— Start of Data —

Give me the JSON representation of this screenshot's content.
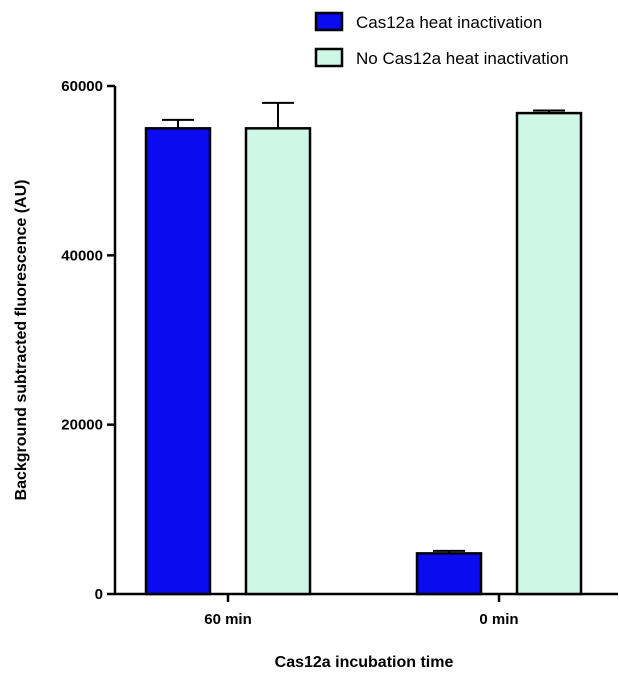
{
  "chart_data": {
    "type": "bar",
    "categories": [
      "60 min",
      "0 min"
    ],
    "series": [
      {
        "name": "Cas12a heat inactivation",
        "color": "#0b0bef",
        "values": [
          55000,
          4800
        ],
        "errors": [
          1000,
          300
        ]
      },
      {
        "name": "No Cas12a heat inactivation",
        "color": "#cff7e7",
        "values": [
          55000,
          56800
        ],
        "errors": [
          3000,
          300
        ]
      }
    ],
    "xlabel": "Cas12a incubation time",
    "ylabel": "Background subtracted fluorescence (AU)",
    "ylim": [
      0,
      60000
    ],
    "yticks": [
      "0",
      "20000",
      "40000",
      "60000"
    ],
    "ytick_values": [
      0,
      20000,
      40000,
      60000
    ],
    "legend_position": "top-right",
    "grid": false
  }
}
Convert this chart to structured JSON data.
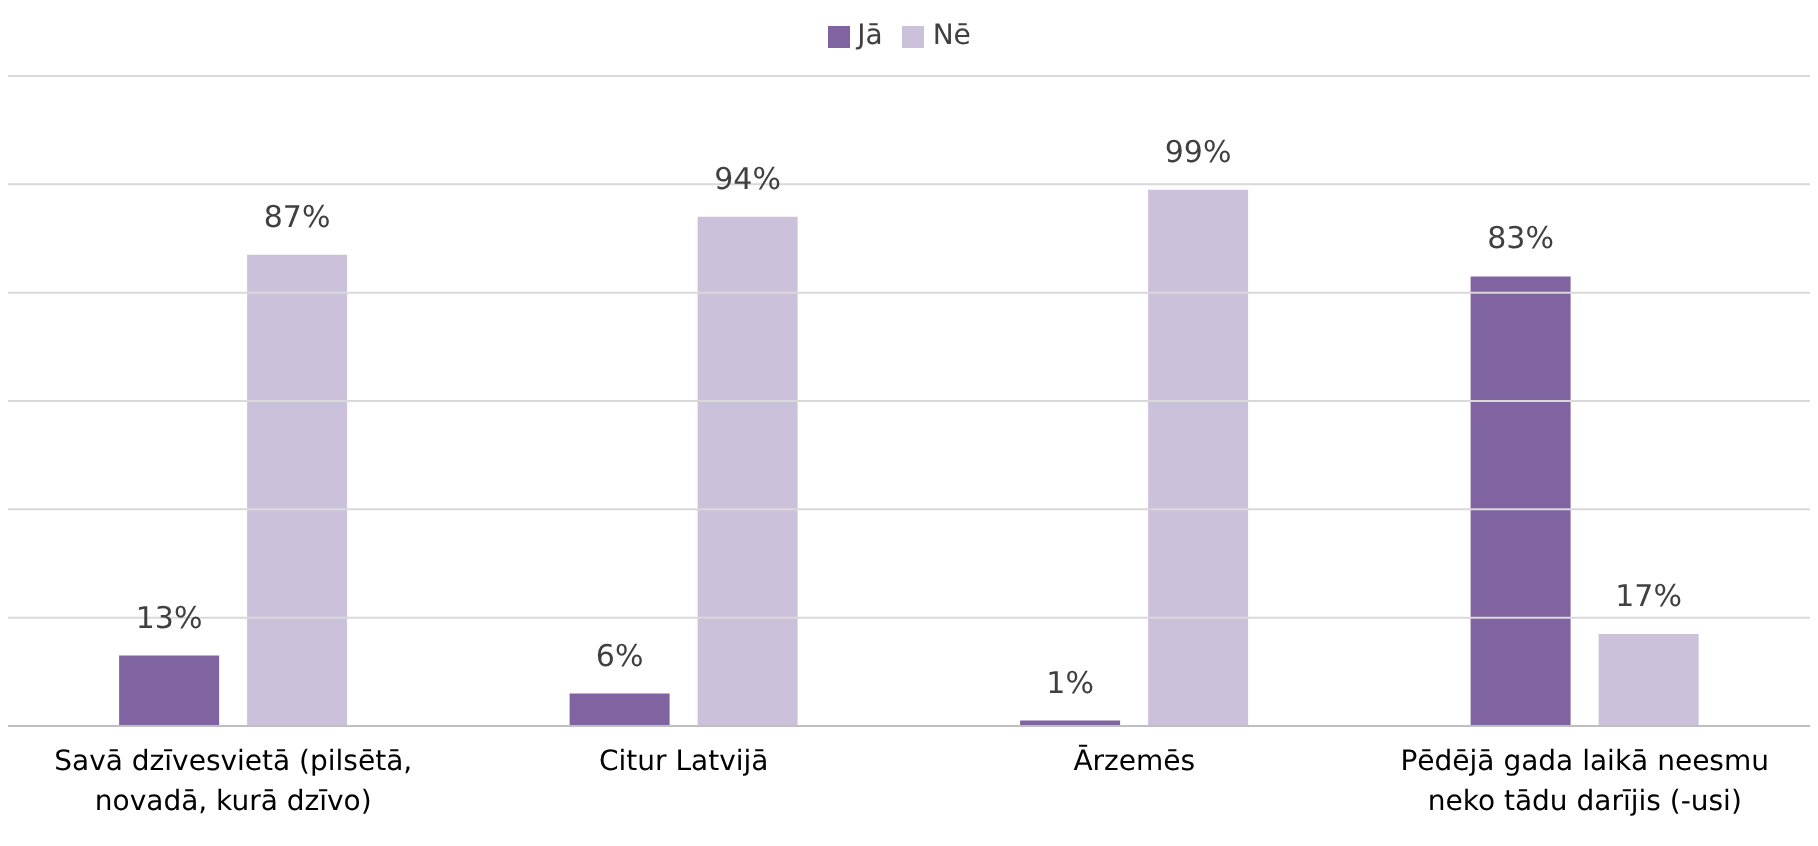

— End of Data —

> **What you should do**
Select and copy every line of the listing with the word "heat".

> **The completed task**
        "name": "Cas12a heat inactivation",
        "name": "No Cas12a heat inactivation",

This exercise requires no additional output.